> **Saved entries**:
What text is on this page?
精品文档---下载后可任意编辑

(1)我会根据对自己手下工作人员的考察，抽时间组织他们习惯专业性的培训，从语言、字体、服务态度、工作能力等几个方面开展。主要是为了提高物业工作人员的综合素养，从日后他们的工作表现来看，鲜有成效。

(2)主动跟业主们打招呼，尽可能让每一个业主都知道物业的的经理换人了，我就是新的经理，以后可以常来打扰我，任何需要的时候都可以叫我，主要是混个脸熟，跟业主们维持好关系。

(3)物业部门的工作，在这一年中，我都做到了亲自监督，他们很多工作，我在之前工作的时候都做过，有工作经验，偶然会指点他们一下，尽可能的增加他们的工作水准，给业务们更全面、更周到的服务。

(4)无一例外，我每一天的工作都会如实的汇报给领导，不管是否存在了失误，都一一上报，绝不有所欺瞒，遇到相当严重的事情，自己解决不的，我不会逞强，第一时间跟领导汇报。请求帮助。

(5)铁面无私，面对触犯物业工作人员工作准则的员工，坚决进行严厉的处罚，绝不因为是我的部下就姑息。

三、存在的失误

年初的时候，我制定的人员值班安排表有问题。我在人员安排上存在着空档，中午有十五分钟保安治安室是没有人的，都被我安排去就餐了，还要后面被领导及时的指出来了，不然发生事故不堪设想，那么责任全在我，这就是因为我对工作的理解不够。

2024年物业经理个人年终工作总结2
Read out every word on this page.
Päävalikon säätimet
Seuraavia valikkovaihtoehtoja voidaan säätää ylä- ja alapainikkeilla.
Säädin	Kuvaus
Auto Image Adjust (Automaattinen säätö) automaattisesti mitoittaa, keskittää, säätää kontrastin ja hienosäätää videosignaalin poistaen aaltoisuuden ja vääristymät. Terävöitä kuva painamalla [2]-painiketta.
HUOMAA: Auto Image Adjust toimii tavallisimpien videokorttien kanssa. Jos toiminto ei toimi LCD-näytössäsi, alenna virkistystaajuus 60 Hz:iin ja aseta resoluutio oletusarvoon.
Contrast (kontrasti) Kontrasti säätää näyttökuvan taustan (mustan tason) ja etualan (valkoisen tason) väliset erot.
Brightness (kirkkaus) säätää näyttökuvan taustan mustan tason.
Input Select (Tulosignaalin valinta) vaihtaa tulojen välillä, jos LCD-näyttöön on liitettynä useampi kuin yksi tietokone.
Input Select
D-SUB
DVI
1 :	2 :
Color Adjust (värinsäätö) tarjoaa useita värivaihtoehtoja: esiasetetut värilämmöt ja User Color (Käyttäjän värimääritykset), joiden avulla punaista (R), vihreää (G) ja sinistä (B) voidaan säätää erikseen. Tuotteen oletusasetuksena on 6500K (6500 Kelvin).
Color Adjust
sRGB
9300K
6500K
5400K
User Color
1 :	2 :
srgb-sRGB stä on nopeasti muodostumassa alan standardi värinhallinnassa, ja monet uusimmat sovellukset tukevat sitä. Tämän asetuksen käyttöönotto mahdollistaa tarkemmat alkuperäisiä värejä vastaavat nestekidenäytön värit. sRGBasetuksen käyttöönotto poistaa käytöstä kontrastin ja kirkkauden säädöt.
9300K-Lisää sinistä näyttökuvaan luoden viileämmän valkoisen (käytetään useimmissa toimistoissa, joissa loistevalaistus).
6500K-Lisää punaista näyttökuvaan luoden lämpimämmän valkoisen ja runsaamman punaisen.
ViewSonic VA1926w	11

> **Task to carry out**: Pull out every line in the data above that has the word "näyttökuvaan".

> **Finished task**:
9300K-Lisää sinistä näyttökuvaan luoden viileämmän valkoisen (käytetään useimmissa toimistoissa, joissa loistevalaistus).
6500K-Lisää punaista näyttökuvaan luoden lämpimämmän valkoisen ja runsaamman punaisen.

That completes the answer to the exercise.